*** Data section ***

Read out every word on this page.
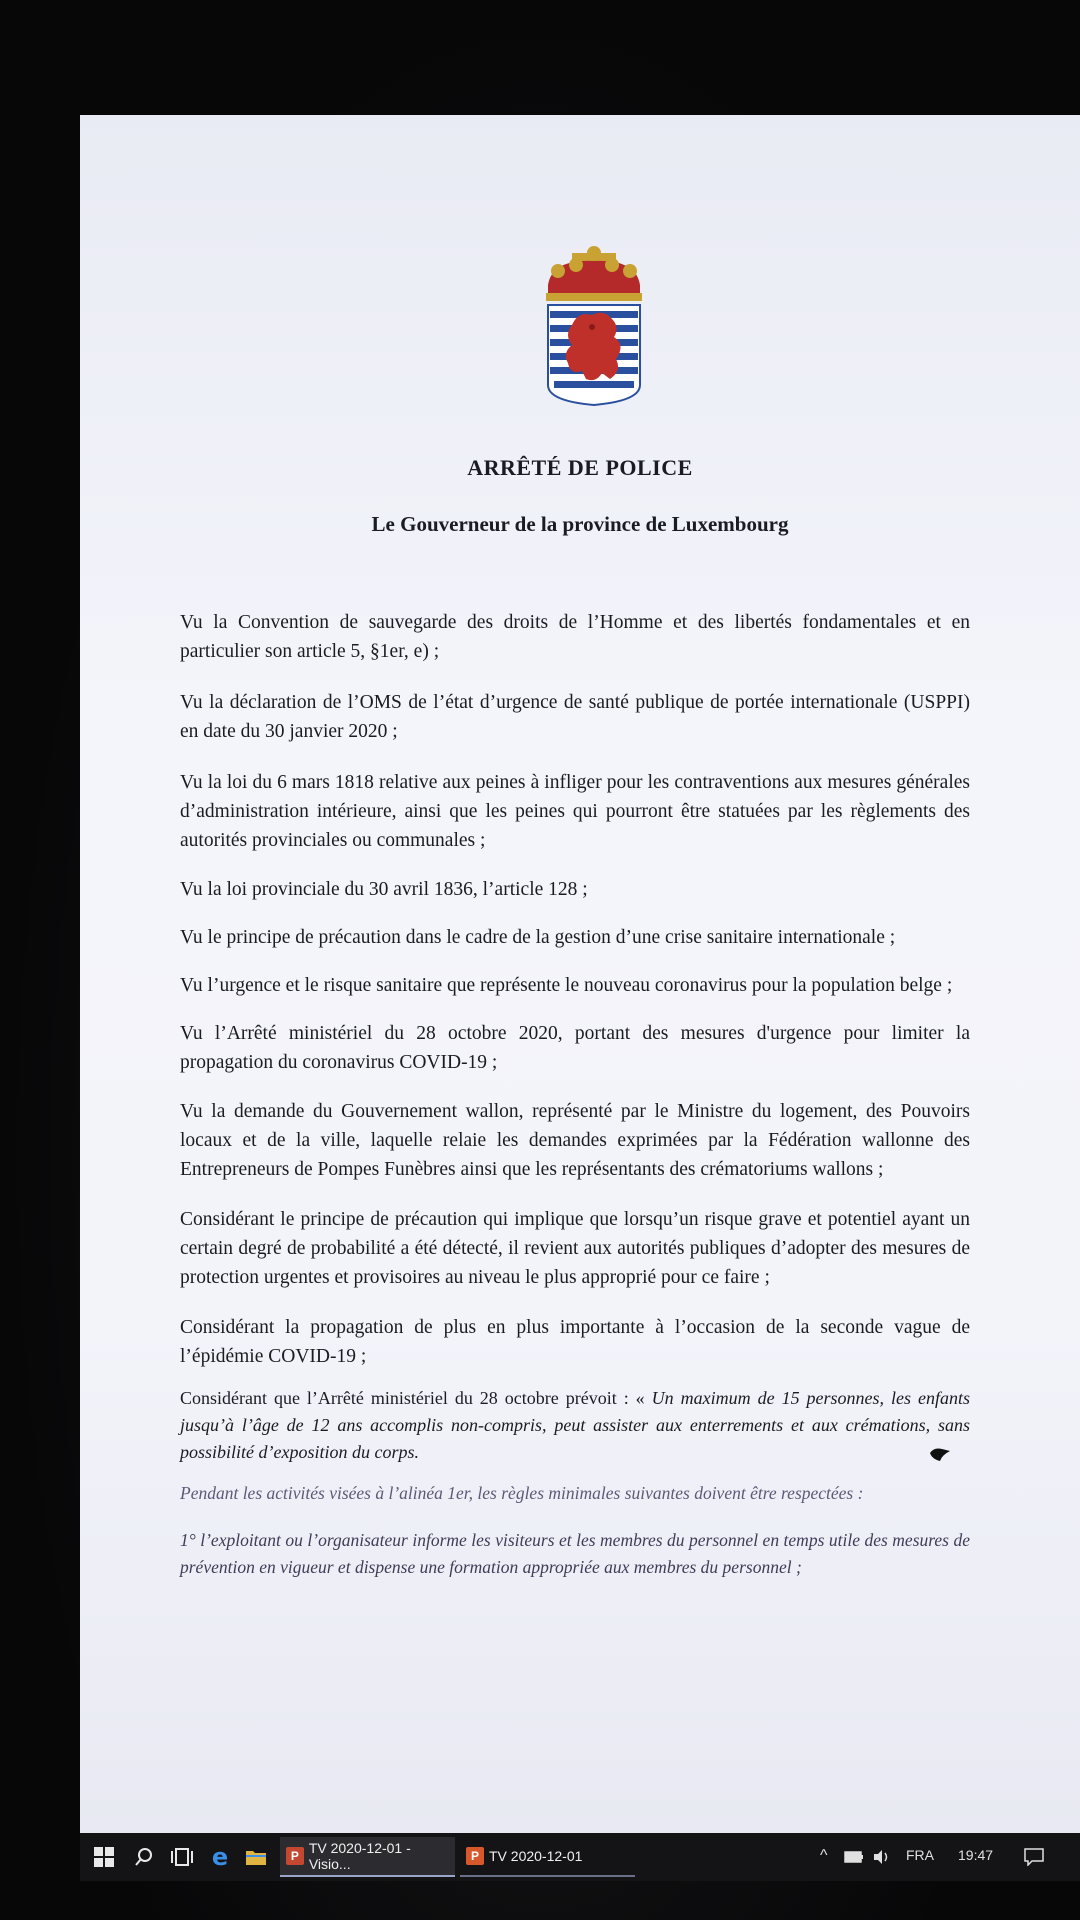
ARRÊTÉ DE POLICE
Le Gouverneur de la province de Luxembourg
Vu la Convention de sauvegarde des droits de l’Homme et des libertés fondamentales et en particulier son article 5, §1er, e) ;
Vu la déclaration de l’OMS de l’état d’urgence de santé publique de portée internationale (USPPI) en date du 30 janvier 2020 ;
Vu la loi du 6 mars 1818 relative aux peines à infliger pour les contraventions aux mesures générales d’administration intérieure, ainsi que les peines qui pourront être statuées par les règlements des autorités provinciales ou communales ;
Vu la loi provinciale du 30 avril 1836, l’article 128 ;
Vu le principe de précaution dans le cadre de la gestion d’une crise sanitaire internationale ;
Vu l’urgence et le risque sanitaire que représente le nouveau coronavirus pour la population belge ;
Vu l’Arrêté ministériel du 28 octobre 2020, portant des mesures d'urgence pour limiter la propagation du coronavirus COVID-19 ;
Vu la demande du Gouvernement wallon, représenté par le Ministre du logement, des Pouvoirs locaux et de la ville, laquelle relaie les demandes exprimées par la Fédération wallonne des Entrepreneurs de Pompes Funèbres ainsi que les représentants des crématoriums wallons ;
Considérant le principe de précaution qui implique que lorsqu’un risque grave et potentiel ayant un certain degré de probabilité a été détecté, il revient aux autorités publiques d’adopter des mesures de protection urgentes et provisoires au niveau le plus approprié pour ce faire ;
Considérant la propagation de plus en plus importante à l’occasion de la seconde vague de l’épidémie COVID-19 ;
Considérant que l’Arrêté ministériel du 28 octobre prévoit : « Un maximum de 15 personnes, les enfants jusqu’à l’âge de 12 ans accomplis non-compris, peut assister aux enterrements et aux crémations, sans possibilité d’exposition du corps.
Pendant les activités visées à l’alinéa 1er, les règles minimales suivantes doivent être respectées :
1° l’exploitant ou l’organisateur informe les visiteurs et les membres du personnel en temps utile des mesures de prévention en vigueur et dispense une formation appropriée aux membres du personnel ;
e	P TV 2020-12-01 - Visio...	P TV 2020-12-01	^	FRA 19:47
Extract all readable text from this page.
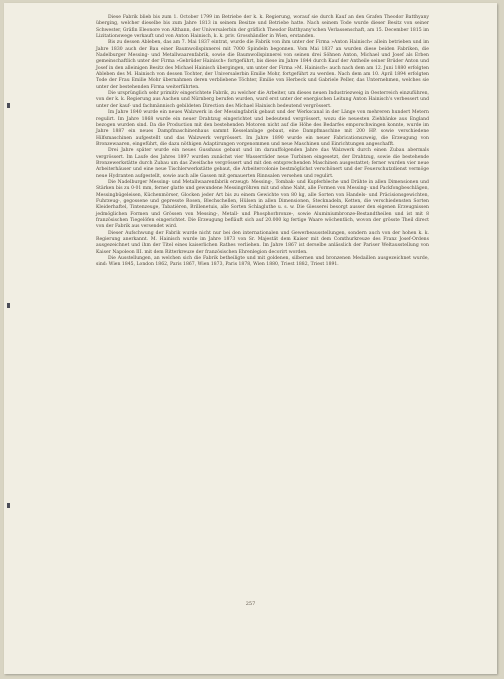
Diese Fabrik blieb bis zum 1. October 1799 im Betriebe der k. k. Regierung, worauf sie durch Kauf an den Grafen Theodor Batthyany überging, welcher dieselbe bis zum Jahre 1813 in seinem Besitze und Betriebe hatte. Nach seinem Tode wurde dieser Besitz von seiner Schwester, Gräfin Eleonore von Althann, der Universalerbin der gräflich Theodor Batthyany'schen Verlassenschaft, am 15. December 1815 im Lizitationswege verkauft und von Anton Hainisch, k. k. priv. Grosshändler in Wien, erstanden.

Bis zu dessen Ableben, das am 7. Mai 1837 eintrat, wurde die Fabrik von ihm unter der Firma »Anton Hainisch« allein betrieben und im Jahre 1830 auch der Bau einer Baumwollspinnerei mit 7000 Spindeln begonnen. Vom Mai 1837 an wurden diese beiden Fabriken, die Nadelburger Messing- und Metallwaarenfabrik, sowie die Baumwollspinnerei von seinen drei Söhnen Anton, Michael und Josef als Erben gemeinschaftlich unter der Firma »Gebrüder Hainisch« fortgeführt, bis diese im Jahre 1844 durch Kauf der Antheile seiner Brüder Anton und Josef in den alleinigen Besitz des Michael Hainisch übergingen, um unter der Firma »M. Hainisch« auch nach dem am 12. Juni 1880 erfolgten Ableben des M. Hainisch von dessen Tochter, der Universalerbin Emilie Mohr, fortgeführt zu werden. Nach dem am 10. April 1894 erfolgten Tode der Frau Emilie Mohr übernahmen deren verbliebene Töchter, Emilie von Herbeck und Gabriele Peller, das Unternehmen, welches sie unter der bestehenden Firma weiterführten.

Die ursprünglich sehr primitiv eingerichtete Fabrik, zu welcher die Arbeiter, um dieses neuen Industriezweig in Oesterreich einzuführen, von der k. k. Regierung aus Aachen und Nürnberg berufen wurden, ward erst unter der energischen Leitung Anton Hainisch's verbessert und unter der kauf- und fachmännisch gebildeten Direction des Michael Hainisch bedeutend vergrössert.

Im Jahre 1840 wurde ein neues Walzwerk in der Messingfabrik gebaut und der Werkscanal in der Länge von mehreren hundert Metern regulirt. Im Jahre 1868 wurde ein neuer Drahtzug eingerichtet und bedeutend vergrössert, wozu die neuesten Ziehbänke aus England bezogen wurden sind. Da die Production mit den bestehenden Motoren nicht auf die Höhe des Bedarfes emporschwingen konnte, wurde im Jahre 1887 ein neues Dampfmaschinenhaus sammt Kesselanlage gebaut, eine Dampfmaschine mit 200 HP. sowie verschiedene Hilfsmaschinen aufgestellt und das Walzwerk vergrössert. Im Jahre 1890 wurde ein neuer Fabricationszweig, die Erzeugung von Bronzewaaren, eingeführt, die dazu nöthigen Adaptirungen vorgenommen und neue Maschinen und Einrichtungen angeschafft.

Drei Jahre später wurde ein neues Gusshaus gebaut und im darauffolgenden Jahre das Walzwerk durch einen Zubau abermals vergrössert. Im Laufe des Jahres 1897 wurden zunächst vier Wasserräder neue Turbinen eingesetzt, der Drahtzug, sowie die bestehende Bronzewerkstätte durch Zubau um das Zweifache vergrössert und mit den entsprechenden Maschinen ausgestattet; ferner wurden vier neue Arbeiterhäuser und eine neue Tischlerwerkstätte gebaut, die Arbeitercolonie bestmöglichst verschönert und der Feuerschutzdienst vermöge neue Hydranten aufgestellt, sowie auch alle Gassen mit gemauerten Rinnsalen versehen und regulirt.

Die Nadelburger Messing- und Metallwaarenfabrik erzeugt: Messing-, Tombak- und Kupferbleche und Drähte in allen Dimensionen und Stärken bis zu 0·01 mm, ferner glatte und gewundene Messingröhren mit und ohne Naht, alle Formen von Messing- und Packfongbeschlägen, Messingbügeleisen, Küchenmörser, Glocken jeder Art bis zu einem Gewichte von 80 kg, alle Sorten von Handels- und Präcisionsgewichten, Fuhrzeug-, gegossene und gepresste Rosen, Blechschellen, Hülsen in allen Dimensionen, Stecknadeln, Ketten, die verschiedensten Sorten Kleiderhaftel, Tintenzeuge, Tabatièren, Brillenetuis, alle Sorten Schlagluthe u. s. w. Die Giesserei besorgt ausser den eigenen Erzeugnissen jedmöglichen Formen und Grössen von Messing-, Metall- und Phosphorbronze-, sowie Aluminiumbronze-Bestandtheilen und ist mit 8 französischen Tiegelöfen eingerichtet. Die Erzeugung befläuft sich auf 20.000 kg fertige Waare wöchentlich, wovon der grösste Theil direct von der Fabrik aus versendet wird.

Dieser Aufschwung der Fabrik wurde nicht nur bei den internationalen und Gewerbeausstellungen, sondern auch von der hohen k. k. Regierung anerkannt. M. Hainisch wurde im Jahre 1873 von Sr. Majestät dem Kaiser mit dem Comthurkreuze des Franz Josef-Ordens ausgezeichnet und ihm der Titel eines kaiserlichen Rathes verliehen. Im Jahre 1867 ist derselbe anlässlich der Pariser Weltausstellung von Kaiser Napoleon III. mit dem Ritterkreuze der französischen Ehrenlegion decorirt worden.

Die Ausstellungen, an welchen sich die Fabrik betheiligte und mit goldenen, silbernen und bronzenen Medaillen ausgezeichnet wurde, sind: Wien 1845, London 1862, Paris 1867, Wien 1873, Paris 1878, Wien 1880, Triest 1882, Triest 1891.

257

*** End of Data section ***
*** Data section ***

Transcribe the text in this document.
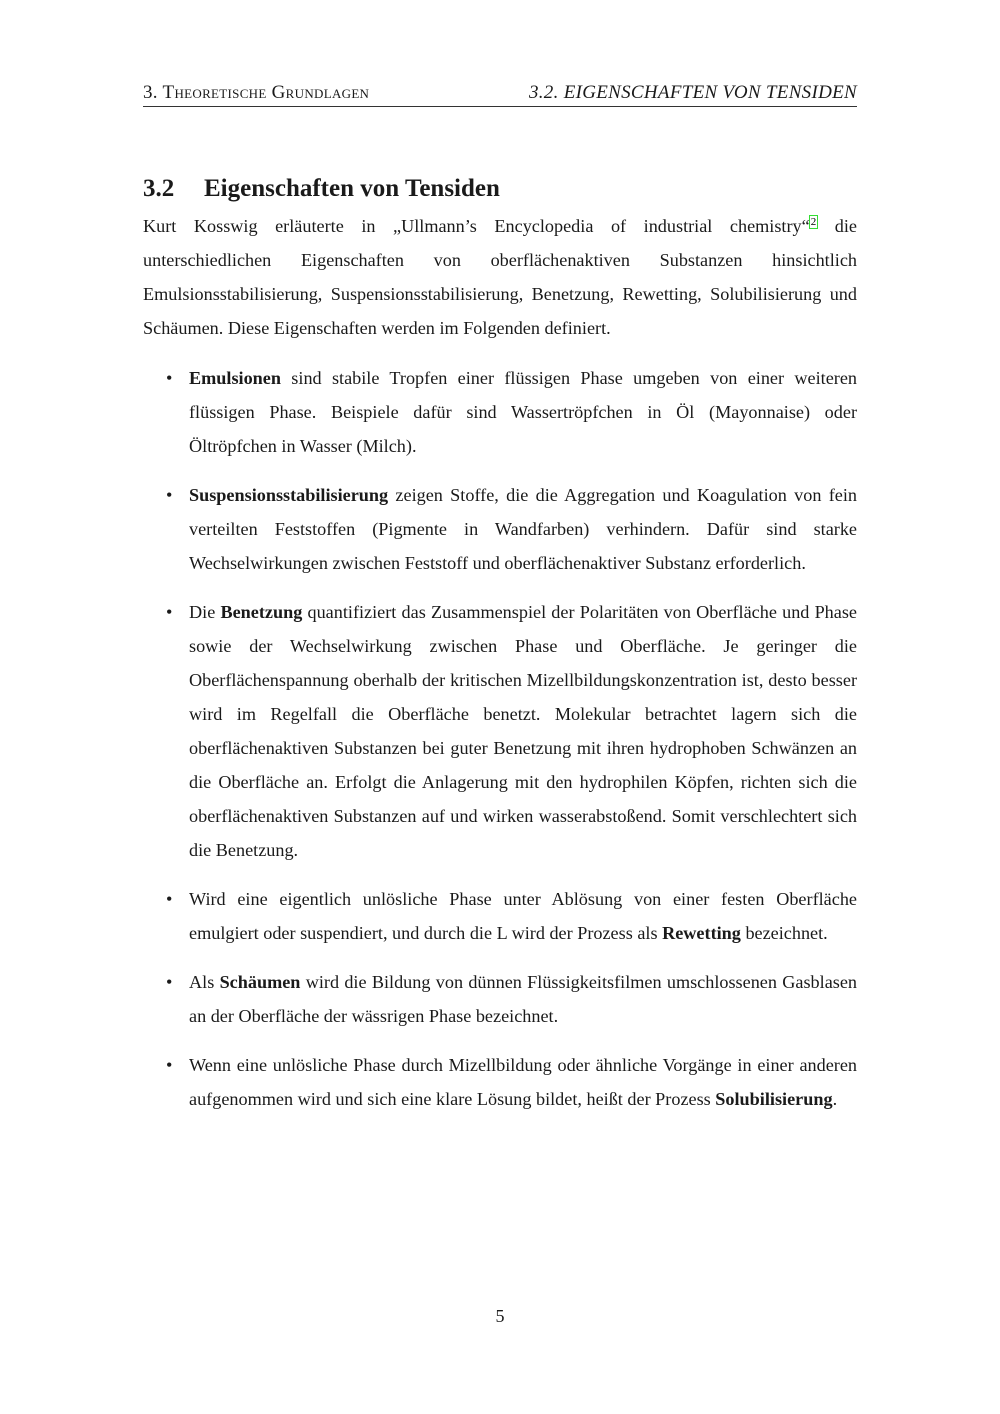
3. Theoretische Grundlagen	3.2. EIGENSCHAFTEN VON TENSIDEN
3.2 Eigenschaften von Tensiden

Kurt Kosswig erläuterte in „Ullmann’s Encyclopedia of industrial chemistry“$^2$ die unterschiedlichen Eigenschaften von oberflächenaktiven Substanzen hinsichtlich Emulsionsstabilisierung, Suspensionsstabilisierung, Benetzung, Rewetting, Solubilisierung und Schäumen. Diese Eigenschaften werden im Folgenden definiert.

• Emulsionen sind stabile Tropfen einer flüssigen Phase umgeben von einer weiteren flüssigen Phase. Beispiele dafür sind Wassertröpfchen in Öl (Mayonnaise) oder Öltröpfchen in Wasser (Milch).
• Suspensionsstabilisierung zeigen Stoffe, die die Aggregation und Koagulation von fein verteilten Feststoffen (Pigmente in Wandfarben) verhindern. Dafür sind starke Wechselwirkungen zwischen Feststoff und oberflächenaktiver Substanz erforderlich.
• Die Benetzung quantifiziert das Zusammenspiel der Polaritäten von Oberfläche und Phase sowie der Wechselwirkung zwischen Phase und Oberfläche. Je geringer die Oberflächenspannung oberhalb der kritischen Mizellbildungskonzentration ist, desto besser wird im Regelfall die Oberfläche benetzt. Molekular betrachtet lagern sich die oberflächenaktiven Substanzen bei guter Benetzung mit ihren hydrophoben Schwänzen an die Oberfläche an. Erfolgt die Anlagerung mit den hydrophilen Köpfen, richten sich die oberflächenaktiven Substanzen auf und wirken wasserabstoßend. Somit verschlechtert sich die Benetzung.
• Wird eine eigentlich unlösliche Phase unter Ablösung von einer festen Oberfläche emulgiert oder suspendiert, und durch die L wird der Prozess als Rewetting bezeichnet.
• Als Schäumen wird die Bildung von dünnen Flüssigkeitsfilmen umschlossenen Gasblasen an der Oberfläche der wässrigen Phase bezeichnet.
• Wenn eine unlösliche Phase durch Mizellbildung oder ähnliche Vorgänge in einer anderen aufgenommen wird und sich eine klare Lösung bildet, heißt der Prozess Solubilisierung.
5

*** End of Data section ***

Every line with the word "bezeichnet" in it should be copied from the listing above.

__Solution for this exercise__.
• Wird eine eigentlich unlösliche Phase unter Ablösung von einer festen Oberfläche emulgiert oder suspendiert, und durch die L wird der Prozess als Rewetting bezeichnet.
• Als Schäumen wird die Bildung von dünnen Flüssigkeitsfilmen umschlossenen Gasblasen an der Oberfläche der wässrigen Phase bezeichnet.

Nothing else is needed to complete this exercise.